→ **REQUIREMENT**:
Count every line of the listing where the string "symbol" occurs, and reply with the count alone.

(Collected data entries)
* Begin *

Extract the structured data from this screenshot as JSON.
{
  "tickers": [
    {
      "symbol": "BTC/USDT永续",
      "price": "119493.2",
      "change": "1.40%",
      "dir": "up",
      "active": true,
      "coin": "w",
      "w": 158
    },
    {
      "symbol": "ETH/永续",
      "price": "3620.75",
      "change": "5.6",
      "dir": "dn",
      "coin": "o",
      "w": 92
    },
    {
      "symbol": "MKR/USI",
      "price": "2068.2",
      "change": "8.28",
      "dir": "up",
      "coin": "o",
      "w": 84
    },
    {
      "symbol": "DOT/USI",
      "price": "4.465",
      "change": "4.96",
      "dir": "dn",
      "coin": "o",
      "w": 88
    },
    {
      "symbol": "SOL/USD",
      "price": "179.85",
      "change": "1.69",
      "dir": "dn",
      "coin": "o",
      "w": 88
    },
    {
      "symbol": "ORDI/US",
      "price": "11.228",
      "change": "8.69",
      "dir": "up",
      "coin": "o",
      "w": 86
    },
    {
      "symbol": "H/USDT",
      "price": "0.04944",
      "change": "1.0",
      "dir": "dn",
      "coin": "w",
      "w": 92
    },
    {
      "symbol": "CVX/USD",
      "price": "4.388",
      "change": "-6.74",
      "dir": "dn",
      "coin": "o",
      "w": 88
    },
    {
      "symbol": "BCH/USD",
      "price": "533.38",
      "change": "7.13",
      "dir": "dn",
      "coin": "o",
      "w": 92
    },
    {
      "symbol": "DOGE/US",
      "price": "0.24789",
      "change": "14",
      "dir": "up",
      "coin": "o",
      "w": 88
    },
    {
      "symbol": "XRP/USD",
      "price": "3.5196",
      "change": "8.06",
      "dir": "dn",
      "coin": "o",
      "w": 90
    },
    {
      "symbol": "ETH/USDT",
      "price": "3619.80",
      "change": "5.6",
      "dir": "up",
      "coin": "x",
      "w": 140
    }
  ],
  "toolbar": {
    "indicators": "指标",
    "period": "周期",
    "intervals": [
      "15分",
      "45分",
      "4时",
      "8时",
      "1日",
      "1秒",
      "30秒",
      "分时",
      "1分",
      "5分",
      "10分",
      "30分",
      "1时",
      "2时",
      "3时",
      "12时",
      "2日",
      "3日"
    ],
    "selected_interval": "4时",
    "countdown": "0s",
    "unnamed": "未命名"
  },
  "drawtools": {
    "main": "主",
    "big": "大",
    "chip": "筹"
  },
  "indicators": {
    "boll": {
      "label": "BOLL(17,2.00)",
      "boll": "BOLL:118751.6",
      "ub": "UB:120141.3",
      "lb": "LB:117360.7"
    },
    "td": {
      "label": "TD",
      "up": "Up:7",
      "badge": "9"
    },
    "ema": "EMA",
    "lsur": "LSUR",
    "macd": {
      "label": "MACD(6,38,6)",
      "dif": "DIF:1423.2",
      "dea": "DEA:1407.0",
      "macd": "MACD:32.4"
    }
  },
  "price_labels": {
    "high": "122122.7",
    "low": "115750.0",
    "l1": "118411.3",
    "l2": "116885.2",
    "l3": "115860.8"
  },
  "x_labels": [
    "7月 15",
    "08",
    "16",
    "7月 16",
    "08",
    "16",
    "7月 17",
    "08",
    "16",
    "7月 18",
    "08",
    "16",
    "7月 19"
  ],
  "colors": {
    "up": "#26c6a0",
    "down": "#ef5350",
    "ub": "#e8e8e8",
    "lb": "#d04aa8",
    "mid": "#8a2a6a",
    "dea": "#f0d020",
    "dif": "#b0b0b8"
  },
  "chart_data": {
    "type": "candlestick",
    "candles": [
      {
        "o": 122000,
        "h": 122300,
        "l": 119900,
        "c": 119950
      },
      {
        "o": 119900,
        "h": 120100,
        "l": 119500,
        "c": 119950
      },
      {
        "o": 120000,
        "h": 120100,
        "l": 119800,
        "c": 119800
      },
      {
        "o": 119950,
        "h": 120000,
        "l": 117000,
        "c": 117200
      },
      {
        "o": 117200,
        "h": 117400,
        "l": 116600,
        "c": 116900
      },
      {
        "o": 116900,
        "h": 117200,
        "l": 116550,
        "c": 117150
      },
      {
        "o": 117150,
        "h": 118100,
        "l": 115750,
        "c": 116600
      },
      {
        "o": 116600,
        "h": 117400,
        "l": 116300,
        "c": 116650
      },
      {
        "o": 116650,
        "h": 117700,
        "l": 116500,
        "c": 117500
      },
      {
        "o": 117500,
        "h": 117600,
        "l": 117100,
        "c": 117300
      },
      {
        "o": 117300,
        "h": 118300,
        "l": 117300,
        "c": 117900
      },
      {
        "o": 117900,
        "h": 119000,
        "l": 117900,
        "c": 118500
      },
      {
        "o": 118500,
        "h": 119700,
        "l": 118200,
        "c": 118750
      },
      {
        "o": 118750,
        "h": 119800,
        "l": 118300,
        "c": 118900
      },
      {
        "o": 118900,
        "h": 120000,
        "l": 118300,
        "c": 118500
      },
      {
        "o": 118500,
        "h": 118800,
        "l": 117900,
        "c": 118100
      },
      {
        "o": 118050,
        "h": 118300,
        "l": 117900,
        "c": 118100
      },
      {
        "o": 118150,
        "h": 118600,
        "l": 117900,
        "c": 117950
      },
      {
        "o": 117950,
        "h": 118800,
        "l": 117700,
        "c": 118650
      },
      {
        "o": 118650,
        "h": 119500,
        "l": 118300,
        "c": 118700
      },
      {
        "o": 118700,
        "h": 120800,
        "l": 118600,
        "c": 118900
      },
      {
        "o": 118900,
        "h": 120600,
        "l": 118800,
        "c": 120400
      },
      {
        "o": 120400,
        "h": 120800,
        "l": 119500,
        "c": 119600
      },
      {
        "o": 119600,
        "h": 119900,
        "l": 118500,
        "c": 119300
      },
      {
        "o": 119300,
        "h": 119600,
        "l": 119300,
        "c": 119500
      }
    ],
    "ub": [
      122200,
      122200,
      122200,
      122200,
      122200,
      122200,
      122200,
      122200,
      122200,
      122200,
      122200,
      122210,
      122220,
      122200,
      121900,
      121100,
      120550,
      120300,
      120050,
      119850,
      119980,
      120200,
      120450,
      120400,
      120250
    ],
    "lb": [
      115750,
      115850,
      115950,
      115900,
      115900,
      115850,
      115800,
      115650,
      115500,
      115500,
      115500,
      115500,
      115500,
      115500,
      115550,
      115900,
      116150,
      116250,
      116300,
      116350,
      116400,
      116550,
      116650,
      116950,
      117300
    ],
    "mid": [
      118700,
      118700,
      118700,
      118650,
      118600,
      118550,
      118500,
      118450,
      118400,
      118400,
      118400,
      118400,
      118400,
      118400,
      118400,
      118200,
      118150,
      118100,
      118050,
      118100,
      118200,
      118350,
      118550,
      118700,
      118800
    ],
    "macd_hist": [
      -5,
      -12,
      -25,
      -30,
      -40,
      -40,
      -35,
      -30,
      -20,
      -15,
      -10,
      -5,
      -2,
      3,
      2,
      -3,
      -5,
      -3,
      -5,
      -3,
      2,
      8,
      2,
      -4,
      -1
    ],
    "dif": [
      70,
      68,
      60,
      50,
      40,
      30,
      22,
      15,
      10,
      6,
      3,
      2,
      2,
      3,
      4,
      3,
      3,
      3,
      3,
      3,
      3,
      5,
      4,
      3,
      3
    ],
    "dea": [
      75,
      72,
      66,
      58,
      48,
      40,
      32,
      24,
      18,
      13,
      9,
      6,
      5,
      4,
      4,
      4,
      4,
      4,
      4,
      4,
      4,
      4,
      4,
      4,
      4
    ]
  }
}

* End *

→ **FULL OUTPUT**:
12